* _Text excerpt_:

>>>

PMM 3.6.0 – ClickHouse background merge loop on system.metric_log causing 100% CPU and repeated MEMORY_LIMIT_EXCEEDED

Hello,

I am experiencing a severe performance issue with PMM 3.6.0 where the server becomes extremely slow and CPU usage reaches 100% continuously.

Investigation shows that ClickHouse repeatedly attempts background merges on the system.metric_log table, but every merge attempt fails with a MEMORY_LIMIT_EXCEEDED exception. The failed merge is immediately retried, resulting in an infinite loop that consumes CPU.

This effectively makes the PMM instance almost unusable.

Environment

  • PMM version: 3.6.0

  • ClickHouse version bundled with PMM: 25.3.6.56

  • Deployment: containerized environment (Podman)

No unusual workload was running when the issue appeared.

<<<

* _Requirements_:
A: In the forum post about PMM 3.6.0, rewrite the paragraph beginning "Investigation shows that ClickHouse" as a short bulleted list that keeps its main facts.
B: Write what comes next in the forum post about PMM 3.6.0, starting after its last sentence.

* _Provided data_:

>>>

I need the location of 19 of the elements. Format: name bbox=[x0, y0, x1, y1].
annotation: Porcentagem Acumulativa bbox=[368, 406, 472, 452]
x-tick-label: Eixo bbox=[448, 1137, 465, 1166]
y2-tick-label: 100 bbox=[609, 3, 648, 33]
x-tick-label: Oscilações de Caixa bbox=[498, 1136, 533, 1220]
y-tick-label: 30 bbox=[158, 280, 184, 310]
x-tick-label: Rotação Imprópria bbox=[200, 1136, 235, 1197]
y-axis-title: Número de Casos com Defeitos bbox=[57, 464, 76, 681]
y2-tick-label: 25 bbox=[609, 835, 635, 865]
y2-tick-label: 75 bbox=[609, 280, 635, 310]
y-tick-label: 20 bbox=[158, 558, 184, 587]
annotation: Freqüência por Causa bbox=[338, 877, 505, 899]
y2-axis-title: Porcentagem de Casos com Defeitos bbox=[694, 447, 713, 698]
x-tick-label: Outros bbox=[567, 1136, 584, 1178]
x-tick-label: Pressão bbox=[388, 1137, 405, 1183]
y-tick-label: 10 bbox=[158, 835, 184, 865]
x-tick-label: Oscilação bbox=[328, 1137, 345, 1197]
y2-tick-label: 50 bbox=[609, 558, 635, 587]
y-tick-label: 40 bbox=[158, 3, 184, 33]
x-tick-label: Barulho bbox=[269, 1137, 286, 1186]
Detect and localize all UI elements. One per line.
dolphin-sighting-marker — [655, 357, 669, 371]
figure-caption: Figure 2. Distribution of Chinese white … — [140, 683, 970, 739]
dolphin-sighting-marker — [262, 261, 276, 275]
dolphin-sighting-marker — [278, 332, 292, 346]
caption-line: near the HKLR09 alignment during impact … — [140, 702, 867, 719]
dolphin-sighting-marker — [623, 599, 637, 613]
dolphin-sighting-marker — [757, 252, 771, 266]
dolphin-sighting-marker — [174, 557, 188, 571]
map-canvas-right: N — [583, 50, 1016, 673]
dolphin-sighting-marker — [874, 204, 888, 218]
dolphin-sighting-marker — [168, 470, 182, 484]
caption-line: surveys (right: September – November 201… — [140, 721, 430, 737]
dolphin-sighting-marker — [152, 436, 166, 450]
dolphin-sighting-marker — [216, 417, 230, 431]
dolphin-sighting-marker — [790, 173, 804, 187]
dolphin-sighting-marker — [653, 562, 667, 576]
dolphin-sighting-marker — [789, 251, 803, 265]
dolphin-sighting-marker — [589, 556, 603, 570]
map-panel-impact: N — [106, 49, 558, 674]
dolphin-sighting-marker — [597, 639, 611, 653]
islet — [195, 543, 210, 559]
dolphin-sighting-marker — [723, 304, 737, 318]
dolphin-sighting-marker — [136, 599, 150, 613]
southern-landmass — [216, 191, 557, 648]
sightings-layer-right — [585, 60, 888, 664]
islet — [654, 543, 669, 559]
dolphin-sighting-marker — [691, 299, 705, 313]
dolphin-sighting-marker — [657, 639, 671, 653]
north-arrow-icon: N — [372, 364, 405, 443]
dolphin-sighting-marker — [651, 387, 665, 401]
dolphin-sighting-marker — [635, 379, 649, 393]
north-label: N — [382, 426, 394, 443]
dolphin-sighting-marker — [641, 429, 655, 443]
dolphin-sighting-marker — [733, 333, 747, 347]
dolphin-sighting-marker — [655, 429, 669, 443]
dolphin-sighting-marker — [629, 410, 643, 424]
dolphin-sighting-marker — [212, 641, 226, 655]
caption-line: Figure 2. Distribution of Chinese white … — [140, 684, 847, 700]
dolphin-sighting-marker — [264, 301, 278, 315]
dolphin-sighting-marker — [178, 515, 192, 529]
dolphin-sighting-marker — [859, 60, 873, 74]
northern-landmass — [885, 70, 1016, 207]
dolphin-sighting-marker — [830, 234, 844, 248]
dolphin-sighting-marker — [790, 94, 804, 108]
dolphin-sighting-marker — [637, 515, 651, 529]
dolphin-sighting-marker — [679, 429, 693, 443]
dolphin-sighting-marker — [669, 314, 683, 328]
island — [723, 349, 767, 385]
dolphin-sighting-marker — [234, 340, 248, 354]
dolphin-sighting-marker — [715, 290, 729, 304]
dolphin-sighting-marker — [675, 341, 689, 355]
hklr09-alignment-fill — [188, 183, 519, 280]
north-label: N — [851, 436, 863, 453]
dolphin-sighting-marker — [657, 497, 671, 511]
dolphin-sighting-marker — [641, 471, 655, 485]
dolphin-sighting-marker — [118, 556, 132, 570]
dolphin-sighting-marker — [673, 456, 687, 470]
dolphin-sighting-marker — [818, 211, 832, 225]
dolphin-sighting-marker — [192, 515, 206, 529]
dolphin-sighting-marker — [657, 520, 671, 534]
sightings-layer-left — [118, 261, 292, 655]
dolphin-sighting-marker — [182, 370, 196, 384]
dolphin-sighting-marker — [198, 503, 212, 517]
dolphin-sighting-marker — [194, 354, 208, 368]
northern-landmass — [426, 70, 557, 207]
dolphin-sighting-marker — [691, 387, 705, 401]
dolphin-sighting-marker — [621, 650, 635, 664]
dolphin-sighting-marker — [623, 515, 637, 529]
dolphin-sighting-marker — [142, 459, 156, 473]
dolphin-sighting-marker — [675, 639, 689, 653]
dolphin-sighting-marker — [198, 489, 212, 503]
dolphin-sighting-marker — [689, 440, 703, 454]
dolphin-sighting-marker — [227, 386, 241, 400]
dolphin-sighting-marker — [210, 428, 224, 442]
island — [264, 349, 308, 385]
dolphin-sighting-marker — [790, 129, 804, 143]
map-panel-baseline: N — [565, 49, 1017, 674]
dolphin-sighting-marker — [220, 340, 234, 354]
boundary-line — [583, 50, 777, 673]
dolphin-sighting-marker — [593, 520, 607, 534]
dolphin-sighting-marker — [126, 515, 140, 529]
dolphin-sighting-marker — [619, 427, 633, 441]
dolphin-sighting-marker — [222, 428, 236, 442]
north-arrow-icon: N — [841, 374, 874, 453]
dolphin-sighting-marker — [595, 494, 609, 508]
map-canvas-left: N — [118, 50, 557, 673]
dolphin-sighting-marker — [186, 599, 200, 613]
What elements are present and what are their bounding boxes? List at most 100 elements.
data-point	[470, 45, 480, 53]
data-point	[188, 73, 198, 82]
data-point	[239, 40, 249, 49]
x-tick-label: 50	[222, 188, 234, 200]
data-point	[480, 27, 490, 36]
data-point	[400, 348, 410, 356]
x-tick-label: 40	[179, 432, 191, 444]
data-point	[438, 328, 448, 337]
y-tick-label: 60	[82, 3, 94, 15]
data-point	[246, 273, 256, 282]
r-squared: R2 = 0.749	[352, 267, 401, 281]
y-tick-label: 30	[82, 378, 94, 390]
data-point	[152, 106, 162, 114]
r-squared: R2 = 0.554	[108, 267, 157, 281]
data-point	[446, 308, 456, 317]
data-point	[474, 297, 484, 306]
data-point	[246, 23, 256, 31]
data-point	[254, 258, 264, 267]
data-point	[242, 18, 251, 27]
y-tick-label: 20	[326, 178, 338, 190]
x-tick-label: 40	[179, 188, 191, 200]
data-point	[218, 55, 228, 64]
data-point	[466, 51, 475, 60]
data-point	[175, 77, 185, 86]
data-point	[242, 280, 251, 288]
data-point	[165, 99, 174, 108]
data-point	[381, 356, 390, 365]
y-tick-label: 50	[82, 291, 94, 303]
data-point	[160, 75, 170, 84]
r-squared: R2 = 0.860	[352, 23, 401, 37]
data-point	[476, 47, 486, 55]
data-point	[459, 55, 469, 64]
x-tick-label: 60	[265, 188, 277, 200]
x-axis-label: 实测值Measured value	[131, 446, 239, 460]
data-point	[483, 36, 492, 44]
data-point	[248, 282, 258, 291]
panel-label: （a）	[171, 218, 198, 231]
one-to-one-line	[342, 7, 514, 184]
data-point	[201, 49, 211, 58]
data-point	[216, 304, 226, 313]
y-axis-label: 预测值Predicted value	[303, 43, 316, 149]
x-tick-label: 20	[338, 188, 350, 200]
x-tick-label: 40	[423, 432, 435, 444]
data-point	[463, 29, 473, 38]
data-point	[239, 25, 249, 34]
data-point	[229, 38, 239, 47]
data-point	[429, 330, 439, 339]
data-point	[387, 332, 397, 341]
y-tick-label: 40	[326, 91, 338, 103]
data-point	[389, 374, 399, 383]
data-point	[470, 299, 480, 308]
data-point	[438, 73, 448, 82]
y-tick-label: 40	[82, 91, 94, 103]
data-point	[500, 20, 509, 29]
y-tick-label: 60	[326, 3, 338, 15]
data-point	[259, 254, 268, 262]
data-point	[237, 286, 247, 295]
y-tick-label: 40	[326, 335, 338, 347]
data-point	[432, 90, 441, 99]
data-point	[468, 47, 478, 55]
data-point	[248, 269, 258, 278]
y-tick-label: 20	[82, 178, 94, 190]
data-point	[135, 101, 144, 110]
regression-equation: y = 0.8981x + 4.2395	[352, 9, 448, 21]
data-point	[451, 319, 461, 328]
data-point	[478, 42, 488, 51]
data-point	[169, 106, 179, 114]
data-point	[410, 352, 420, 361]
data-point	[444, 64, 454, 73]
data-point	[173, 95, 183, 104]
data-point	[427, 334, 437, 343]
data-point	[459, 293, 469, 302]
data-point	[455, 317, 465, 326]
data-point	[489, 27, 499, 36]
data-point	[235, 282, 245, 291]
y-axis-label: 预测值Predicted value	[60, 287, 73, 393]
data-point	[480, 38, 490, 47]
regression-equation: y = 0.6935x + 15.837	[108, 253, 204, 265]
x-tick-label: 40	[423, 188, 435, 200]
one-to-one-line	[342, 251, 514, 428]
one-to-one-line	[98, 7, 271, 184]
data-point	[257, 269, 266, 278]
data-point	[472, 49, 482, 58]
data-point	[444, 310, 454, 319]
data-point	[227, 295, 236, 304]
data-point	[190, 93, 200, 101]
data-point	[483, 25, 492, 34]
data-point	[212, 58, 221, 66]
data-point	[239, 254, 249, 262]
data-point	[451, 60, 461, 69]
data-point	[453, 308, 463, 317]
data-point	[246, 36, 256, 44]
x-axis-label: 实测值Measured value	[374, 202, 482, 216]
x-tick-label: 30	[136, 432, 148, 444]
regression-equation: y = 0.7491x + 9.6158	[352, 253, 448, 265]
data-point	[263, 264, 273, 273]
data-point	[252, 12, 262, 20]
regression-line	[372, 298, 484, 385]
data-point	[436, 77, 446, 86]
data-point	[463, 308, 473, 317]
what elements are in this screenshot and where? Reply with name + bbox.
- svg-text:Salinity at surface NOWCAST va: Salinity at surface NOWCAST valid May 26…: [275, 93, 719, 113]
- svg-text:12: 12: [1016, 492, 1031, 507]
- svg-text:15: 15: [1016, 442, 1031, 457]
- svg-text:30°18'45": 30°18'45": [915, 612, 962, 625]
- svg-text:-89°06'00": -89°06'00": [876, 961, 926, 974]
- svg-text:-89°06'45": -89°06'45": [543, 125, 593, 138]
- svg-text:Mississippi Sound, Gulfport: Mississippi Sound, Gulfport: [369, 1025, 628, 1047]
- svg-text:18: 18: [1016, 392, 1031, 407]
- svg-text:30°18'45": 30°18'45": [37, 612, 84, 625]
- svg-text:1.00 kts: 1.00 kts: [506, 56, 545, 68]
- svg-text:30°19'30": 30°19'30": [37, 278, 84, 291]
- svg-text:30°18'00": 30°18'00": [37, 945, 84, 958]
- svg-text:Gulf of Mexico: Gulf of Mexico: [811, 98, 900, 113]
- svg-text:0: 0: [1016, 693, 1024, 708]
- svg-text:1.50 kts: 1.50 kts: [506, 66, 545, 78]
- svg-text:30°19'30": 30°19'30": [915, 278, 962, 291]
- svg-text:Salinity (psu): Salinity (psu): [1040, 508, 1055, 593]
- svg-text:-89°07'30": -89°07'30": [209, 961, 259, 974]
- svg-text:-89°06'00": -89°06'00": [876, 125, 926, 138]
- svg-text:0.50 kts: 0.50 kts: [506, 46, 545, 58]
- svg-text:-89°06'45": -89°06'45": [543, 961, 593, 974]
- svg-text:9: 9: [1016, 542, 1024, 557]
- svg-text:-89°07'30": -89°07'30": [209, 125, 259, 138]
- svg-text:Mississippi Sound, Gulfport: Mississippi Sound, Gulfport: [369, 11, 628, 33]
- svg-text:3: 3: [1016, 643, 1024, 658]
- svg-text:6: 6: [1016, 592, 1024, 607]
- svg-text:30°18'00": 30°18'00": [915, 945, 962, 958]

<<<

* _Response list_:
A:
- ClickHouse keeps attempting background merges on the system.metric_log table.
- Every merge attempt fails with a MEMORY_LIMIT_EXCEEDED exception.
- Each failed merge is retried immediately, creating an infinite loop that consumes CPU.

B:
Observed behaviour

ClickHouse repeatedly schedules merges on the system.metric_log table:

system.metric_log (MergerMutator): Selected parts for merge
system.metric_log (MergerMutator): Merged parts

However the merge then fails with:

Code: 241. DB::Exception: (total) memory limit exceeded
would use 5.84 GiB (attempt to allocate chunk of ~4 MiB)
current RSS: ~1.3 GiB
maximum: 5.84 GiB

The error occurs during the merge execution phase:

While executing MergeTreeSequentialSource
while reading from part ... in table system.metric_log

Immediately after the failure, ClickHouse schedules the same merge again, which fails in the same way. This cycle repeats continuously.

As a result:

  • ClickHouse background threads consume full CPU

  • PMM UI becomes very slow

  • the system remains in a constant retry loop

We face memory issue since we upgraded PMM server & clients from 3.4.0 to 3.6.0 and it re-appears again after re-deployment of server containers.

Are you aware of this issue ?

Thanks in advance for any help

@Henryx

I see some fixes proposed for v3.7.0 that should address these problems. Meanwhile, you can test with the mentioned changes to see if it helps.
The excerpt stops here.